**Written instruction**
Repeat the full listing below verbatim and keep the images out.

**Entries supplied**

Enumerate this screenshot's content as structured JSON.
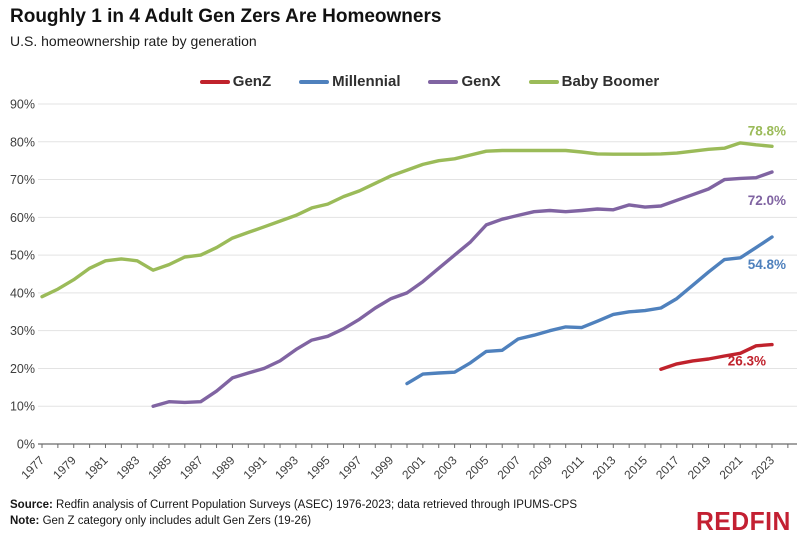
{
  "chart_data": {
    "type": "line",
    "title": "Roughly 1 in 4 Adult Gen Zers Are Homeowners",
    "subtitle": "U.S. homeownership rate by generation",
    "xlabel": "",
    "ylabel": "",
    "ylim": [
      0,
      90
    ],
    "ytick_step": 10,
    "yticks": [
      "0%",
      "10%",
      "20%",
      "30%",
      "40%",
      "50%",
      "60%",
      "70%",
      "80%",
      "90%"
    ],
    "xlim": [
      1977,
      2023
    ],
    "xticks": [
      1977,
      1979,
      1981,
      1983,
      1985,
      1987,
      1989,
      1991,
      1993,
      1995,
      1997,
      1999,
      2001,
      2003,
      2005,
      2007,
      2009,
      2011,
      2013,
      2015,
      2017,
      2019,
      2021,
      2023
    ],
    "grid": "horizontal",
    "legend_position": "top",
    "colors": {
      "grid": "#e3e3e3",
      "axis": "#6a6a6a"
    },
    "series": [
      {
        "name": "GenZ",
        "color": "#c0222c",
        "start_year": 2016,
        "end_label": "26.3%",
        "values": [
          19.8,
          21.2,
          22,
          22.5,
          23.3,
          24,
          26,
          26.3
        ]
      },
      {
        "name": "Millennial",
        "color": "#4f81bd",
        "start_year": 2000,
        "end_label": "54.8%",
        "values": [
          16,
          18.5,
          18.8,
          19,
          21.5,
          24.5,
          24.8,
          27.8,
          28.8,
          30,
          31,
          30.8,
          32.5,
          34.3,
          35,
          35.3,
          36,
          38.5,
          42,
          45.5,
          48.8,
          49.3,
          52,
          54.8
        ]
      },
      {
        "name": "GenX",
        "color": "#8064a2",
        "start_year": 1984,
        "end_label": "72.0%",
        "values": [
          10,
          11.2,
          11,
          11.2,
          14,
          17.5,
          18.8,
          20,
          22,
          25,
          27.5,
          28.5,
          30.5,
          33,
          36,
          38.5,
          40,
          43,
          46.5,
          50,
          53.5,
          58,
          59.5,
          60.5,
          61.5,
          61.8,
          61.5,
          61.8,
          62.2,
          62,
          63.3,
          62.7,
          63,
          64.5,
          66,
          67.5,
          70,
          70.3,
          70.5,
          72
        ]
      },
      {
        "name": "Baby Boomer",
        "color": "#9bbb59",
        "start_year": 1977,
        "end_label": "78.8%",
        "values": [
          39,
          41,
          43.5,
          46.5,
          48.5,
          49,
          48.5,
          46,
          47.5,
          49.5,
          50,
          52,
          54.5,
          56,
          57.5,
          59,
          60.5,
          62.5,
          63.5,
          65.5,
          67,
          69,
          71,
          72.5,
          74,
          75,
          75.5,
          76.5,
          77.5,
          77.7,
          77.7,
          77.7,
          77.7,
          77.7,
          77.3,
          76.8,
          76.7,
          76.7,
          76.7,
          76.8,
          77,
          77.5,
          78,
          78.3,
          79.7,
          79.2,
          78.8
        ]
      }
    ]
  },
  "footer": {
    "source_label": "Source:",
    "source_text": "Redfin analysis of Current Population Surveys (ASEC) 1976-2023; data retrieved through IPUMS-CPS",
    "note_label": "Note:",
    "note_text": "Gen Z category only includes adult Gen Zers (19-26)"
  },
  "branding": {
    "logo_text": "REDFIN",
    "logo_color": "#c32032"
  }
}
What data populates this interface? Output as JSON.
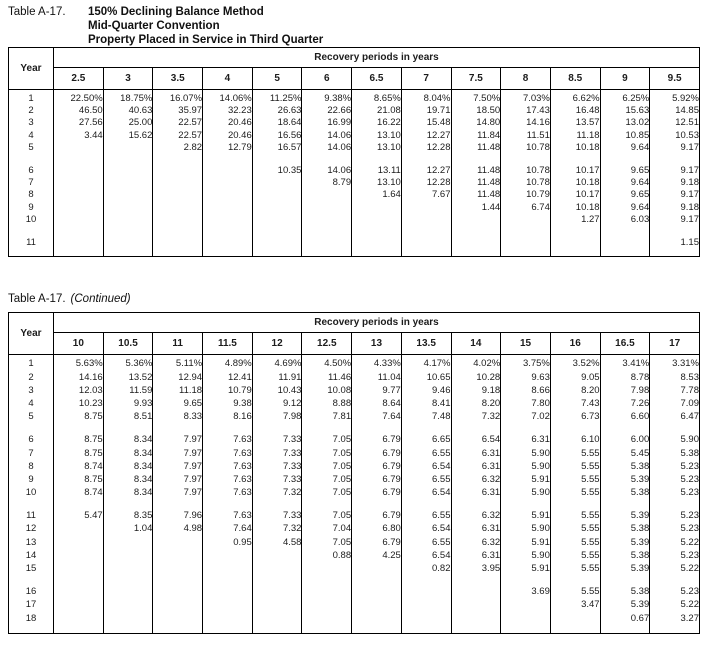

**Result for this exercise**
Enumerate this screenshot's content as structured JSON.
{
  "chart_data": {
    "type": "line",
    "title": "Roughly 1 in 4 Adult Gen Zers Are Homeowners",
    "subtitle": "U.S. homeownership rate by generation",
    "xlabel": "",
    "ylabel": "",
    "ylim": [
      0,
      90
    ],
    "ytick_step": 10,
    "yticks": [
      "0%",
      "10%",
      "20%",
      "30%",
      "40%",
      "50%",
      "60%",
      "70%",
      "80%",
      "90%"
    ],
    "xlim": [
      1977,
      2023
    ],
    "xticks": [
      1977,
      1979,
      1981,
      1983,
      1985,
      1987,
      1989,
      1991,
      1993,
      1995,
      1997,
      1999,
      2001,
      2003,
      2005,
      2007,
      2009,
      2011,
      2013,
      2015,
      2017,
      2019,
      2021,
      2023
    ],
    "grid": "horizontal",
    "legend_position": "top",
    "colors": {
      "grid": "#e3e3e3",
      "axis": "#6a6a6a"
    },
    "series": [
      {
        "name": "GenZ",
        "color": "#c0222c",
        "start_year": 2016,
        "end_label": "26.3%",
        "values": [
          19.8,
          21.2,
          22,
          22.5,
          23.3,
          24,
          26,
          26.3
        ]
      },
      {
        "name": "Millennial",
        "color": "#4f81bd",
        "start_year": 2000,
        "end_label": "54.8%",
        "values": [
          16,
          18.5,
          18.8,
          19,
          21.5,
          24.5,
          24.8,
          27.8,
          28.8,
          30,
          31,
          30.8,
          32.5,
          34.3,
          35,
          35.3,
          36,
          38.5,
          42,
          45.5,
          48.8,
          49.3,
          52,
          54.8
        ]
      },
      {
        "name": "GenX",
        "color": "#8064a2",
        "start_year": 1984,
        "end_label": "72.0%",
        "values": [
          10,
          11.2,
          11,
          11.2,
          14,
          17.5,
          18.8,
          20,
          22,
          25,
          27.5,
          28.5,
          30.5,
          33,
          36,
          38.5,
          40,
          43,
          46.5,
          50,
          53.5,
          58,
          59.5,
          60.5,
          61.5,
          61.8,
          61.5,
          61.8,
          62.2,
          62,
          63.3,
          62.7,
          63,
          64.5,
          66,
          67.5,
          70,
          70.3,
          70.5,
          72
        ]
      },
      {
        "name": "Baby Boomer",
        "color": "#9bbb59",
        "start_year": 1977,
        "end_label": "78.8%",
        "values": [
          39,
          41,
          43.5,
          46.5,
          48.5,
          49,
          48.5,
          46,
          47.5,
          49.5,
          50,
          52,
          54.5,
          56,
          57.5,
          59,
          60.5,
          62.5,
          63.5,
          65.5,
          67,
          69,
          71,
          72.5,
          74,
          75,
          75.5,
          76.5,
          77.5,
          77.7,
          77.7,
          77.7,
          77.7,
          77.7,
          77.3,
          76.8,
          76.7,
          76.7,
          76.7,
          76.8,
          77,
          77.5,
          78,
          78.3,
          79.7,
          79.2,
          78.8
        ]
      }
    ]
  },
  "footer": {
    "source_label": "Source:",
    "source_text": "Redfin analysis of Current Population Surveys (ASEC) 1976-2023; data retrieved through IPUMS-CPS",
    "note_label": "Note:",
    "note_text": "Gen Z category only includes adult Gen Zers (19-26)"
  },
  "branding": {
    "logo_text": "REDFIN",
    "logo_color": "#c32032"
  }
}
What data populates this interface? Output as JSON.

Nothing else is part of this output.